— Your instructions —
Return all the data below as it stands, minus the pictures.

— Material provided —
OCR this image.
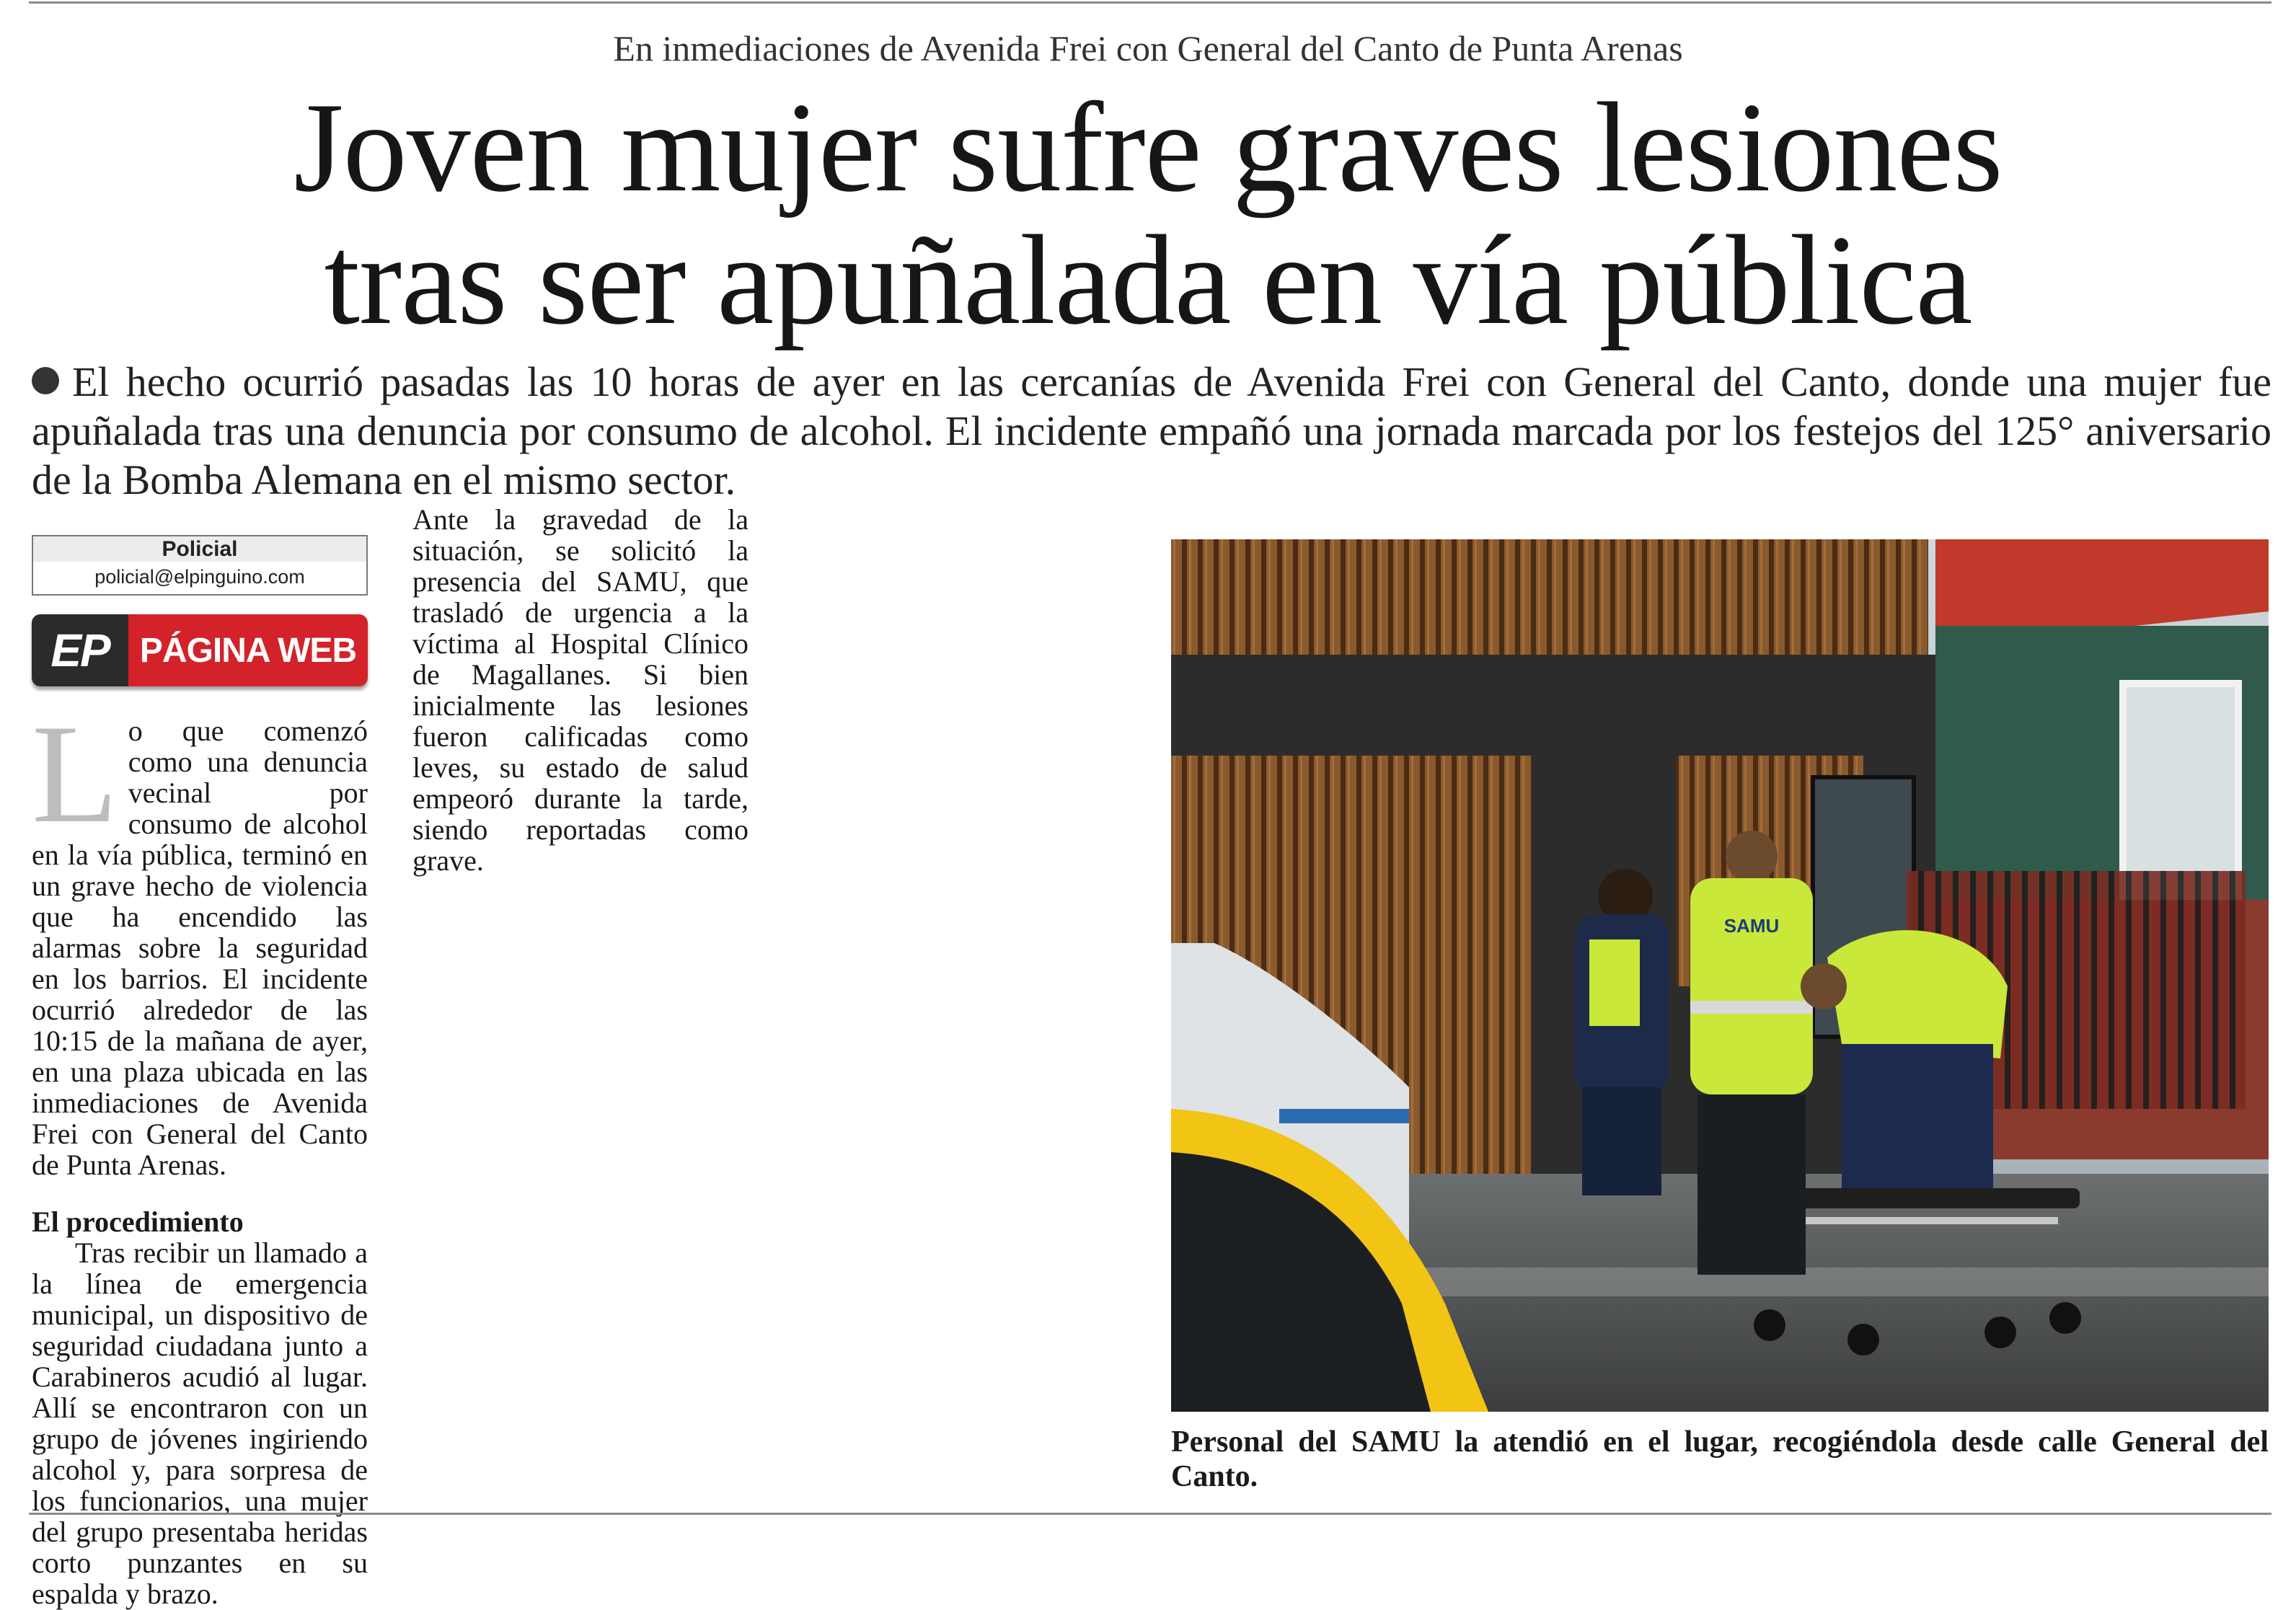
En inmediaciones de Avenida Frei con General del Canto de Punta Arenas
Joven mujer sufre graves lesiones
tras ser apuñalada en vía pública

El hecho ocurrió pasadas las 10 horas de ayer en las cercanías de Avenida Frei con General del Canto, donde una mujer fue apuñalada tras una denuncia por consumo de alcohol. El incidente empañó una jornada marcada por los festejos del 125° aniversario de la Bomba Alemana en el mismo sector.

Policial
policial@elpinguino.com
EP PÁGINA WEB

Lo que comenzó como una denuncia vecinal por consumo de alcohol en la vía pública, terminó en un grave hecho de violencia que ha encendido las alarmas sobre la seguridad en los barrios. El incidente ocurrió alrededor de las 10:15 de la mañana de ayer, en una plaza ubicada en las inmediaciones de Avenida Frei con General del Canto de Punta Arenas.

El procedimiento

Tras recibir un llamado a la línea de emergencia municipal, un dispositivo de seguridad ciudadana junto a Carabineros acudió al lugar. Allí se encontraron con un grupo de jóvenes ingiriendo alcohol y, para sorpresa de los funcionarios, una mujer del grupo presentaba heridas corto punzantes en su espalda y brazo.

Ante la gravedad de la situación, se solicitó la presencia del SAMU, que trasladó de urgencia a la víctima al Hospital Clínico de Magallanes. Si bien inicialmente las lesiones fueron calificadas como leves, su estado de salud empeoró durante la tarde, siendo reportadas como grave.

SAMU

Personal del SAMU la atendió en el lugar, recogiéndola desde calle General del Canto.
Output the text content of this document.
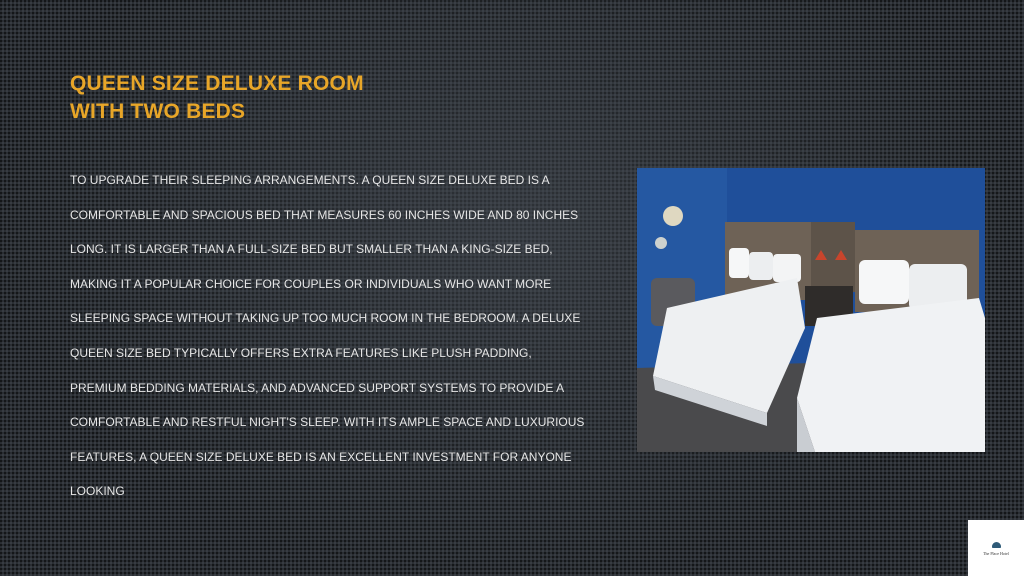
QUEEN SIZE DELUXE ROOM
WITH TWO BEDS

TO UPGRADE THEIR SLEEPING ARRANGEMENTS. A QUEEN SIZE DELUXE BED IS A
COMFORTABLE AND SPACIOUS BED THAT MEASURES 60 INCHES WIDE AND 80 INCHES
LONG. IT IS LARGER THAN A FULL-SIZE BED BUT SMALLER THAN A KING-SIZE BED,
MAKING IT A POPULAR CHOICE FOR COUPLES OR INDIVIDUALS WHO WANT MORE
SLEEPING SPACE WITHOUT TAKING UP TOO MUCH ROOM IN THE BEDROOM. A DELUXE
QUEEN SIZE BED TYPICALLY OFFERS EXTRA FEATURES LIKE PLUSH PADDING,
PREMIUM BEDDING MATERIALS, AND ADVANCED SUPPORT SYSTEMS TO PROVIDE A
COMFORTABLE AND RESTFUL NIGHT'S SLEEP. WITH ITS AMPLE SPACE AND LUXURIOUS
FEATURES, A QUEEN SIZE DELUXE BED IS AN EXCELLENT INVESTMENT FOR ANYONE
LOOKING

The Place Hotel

— Full solution —
OCR this image.
En inmediaciones de Avenida Frei con General del Canto de Punta Arenas
Joven mujer sufre graves lesiones
tras ser apuñalada en vía pública

El hecho ocurrió pasadas las 10 horas de ayer en las cercanías de Avenida Frei con General del Canto, donde una mujer fue apuñalada tras una denuncia por consumo de alcohol. El incidente empañó una jornada marcada por los festejos del 125° aniversario de la Bomba Alemana en el mismo sector.

Policial
policial@elpinguino.com
EP PÁGINA WEB

Lo que comenzó como una denuncia vecinal por consumo de alcohol en la vía pública, terminó en un grave hecho de violencia que ha encendido las alarmas sobre la seguridad en los barrios. El incidente ocurrió alrededor de las 10:15 de la mañana de ayer, en una plaza ubicada en las inmediaciones de Avenida Frei con General del Canto de Punta Arenas.

El procedimiento

Tras recibir un llamado a la línea de emergencia municipal, un dispositivo de seguridad ciudadana junto a Carabineros acudió al lugar. Allí se encontraron con un grupo de jóvenes ingiriendo alcohol y, para sorpresa de los funcionarios, una mujer del grupo presentaba heridas corto punzantes en su espalda y brazo.

Ante la gravedad de la situación, se solicitó la presencia del SAMU, que trasladó de urgencia a la víctima al Hospital Clínico de Magallanes. Si bien inicialmente las lesiones fueron calificadas como leves, su estado de salud empeoró durante la tarde, siendo reportadas como grave.

SAMU

Personal del SAMU la atendió en el lugar, recogiéndola desde calle General del Canto.
Output the text content of this document.
QUEEN SIZE DELUXE ROOM
WITH TWO BEDS

TO UPGRADE THEIR SLEEPING ARRANGEMENTS. A QUEEN SIZE DELUXE BED IS A
COMFORTABLE AND SPACIOUS BED THAT MEASURES 60 INCHES WIDE AND 80 INCHES
LONG. IT IS LARGER THAN A FULL-SIZE BED BUT SMALLER THAN A KING-SIZE BED,
MAKING IT A POPULAR CHOICE FOR COUPLES OR INDIVIDUALS WHO WANT MORE
SLEEPING SPACE WITHOUT TAKING UP TOO MUCH ROOM IN THE BEDROOM. A DELUXE
QUEEN SIZE BED TYPICALLY OFFERS EXTRA FEATURES LIKE PLUSH PADDING,
PREMIUM BEDDING MATERIALS, AND ADVANCED SUPPORT SYSTEMS TO PROVIDE A
COMFORTABLE AND RESTFUL NIGHT'S SLEEP. WITH ITS AMPLE SPACE AND LUXURIOUS
FEATURES, A QUEEN SIZE DELUXE BED IS AN EXCELLENT INVESTMENT FOR ANYONE
LOOKING

The Place Hotel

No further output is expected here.